◆ TASK DESCRIPTION
Return each line of the data below verbatim; pictures are to be left out.

[Some records]
· · · ·

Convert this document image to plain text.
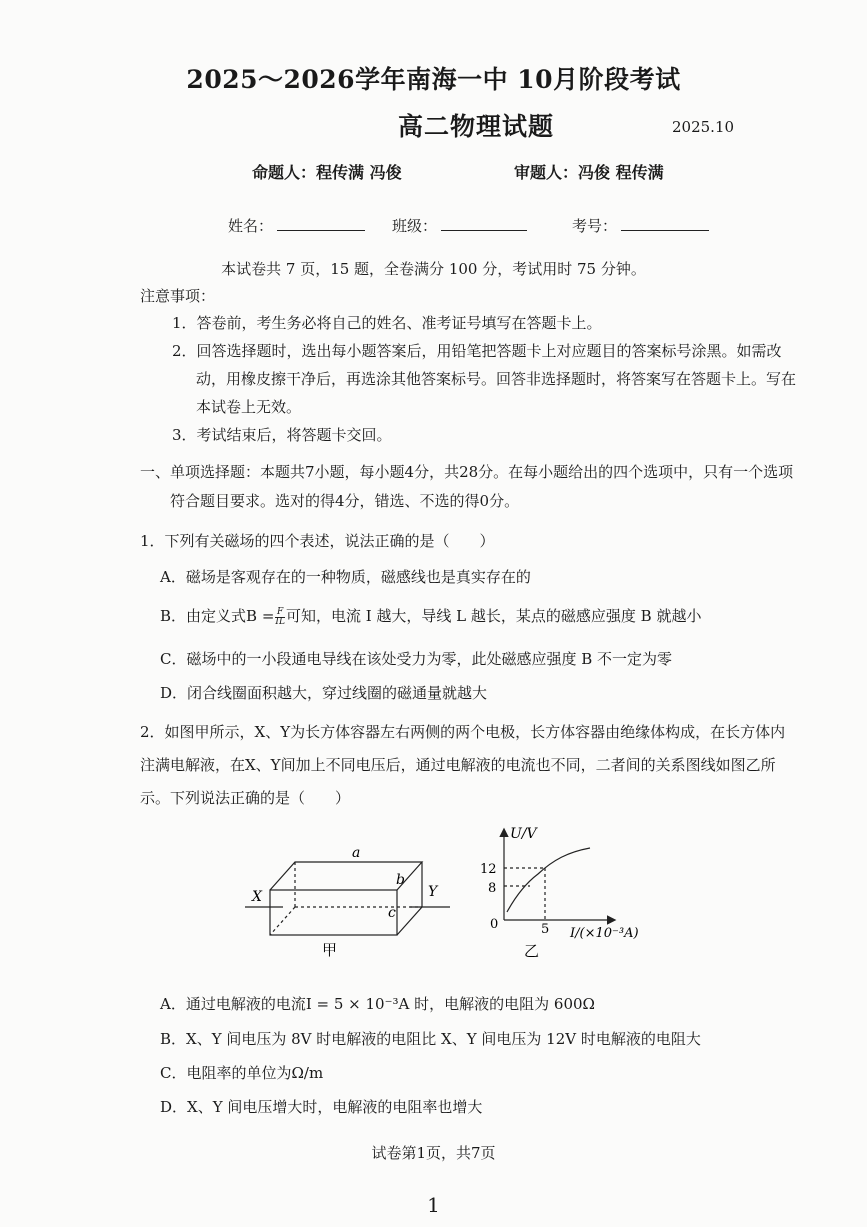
2025～2026学年南海一中 10月阶段考试
高二物理试题	2025.10
命题人：程传满 冯俊	审题人：冯俊 程传满
姓名：	班级：	考号：
本试卷共 7 页，15 题，全卷满分 100 分，考试用时 75 分钟。
注意事项：
1．答卷前，考生务必将自己的姓名、准考证号填写在答题卡上。
2．回答选择题时，选出每小题答案后，用铅笔把答题卡上对应题目的答案标号涂黑。如需改动，用橡皮擦干净后，再选涂其他答案标号。回答非选择题时，将答案写在答题卡上。写在本试卷上无效。
3．考试结束后，将答题卡交回。
一、单项选择题：本题共7小题，每小题4分，共28分。在每小题给出的四个选项中，只有一个选项符合题目要求。选对的得4分，错选、不选的得0分。
1．下列有关磁场的四个表述，说法正确的是（　　）
A．磁场是客观存在的一种物质，磁感线也是真实存在的
B．由定义式$B = \frac{F}{IL}$ 可知，电流 I 越大，导线 L 越长，某点的磁感应强度 B 就越小
C．磁场中的一小段通电导线在该处受力为零，此处磁感应强度 B 不一定为零
D．闭合线圈面积越大，穿过线圈的磁通量就越大
2．如图甲所示，X、Y为长方体容器左右两侧的两个电极，长方体容器由绝缘体构成，在长方体内注满电解液，在X、Y间加上不同电压后，通过电解液的电流也不同，二者间的关系图线如图乙所示。下列说法正确的是（　　）
a
b
c
X	Y
甲
U/V
12
8
0	5 I/(×10⁻³A)
乙
A．通过电解液的电流I = 5 × 10⁻³A 时，电解液的电阻为 600Ω
B．X、Y 间电压为 8V 时电解液的电阻比 X、Y 间电压为 12V 时电解液的电阻大
C．电阻率的单位为Ω/m
D．X、Y 间电压增大时，电解液的电阻率也增大
试卷第1页，共7页
1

· · · ·

◆ COMPLETED EXERCISE
Convert this document image to plain text.
2025～2026学年南海一中 10月阶段考试
高二物理试题	2025.10
命题人：程传满 冯俊	审题人：冯俊 程传满
姓名：	班级：	考号：
本试卷共 7 页，15 题，全卷满分 100 分，考试用时 75 分钟。
注意事项：
1．答卷前，考生务必将自己的姓名、准考证号填写在答题卡上。
2．回答选择题时，选出每小题答案后，用铅笔把答题卡上对应题目的答案标号涂黑。如需改动，用橡皮擦干净后，再选涂其他答案标号。回答非选择题时，将答案写在答题卡上。写在本试卷上无效。
3．考试结束后，将答题卡交回。
一、单项选择题：本题共7小题，每小题4分，共28分。在每小题给出的四个选项中，只有一个选项符合题目要求。选对的得4分，错选、不选的得0分。
1．下列有关磁场的四个表述，说法正确的是（　　）
A．磁场是客观存在的一种物质，磁感线也是真实存在的
B．由定义式$B = \frac{F}{IL}$ 可知，电流 I 越大，导线 L 越长，某点的磁感应强度 B 就越小
C．磁场中的一小段通电导线在该处受力为零，此处磁感应强度 B 不一定为零
D．闭合线圈面积越大，穿过线圈的磁通量就越大
2．如图甲所示，X、Y为长方体容器左右两侧的两个电极，长方体容器由绝缘体构成，在长方体内注满电解液，在X、Y间加上不同电压后，通过电解液的电流也不同，二者间的关系图线如图乙所示。下列说法正确的是（　　）
a
b
c
X	Y
甲
U/V
12
8
0	5 I/(×10⁻³A)
乙
A．通过电解液的电流I = 5 × 10⁻³A 时，电解液的电阻为 600Ω
B．X、Y 间电压为 8V 时电解液的电阻比 X、Y 间电压为 12V 时电解液的电阻大
C．电阻率的单位为Ω/m
D．X、Y 间电压增大时，电解液的电阻率也增大
试卷第1页，共7页
1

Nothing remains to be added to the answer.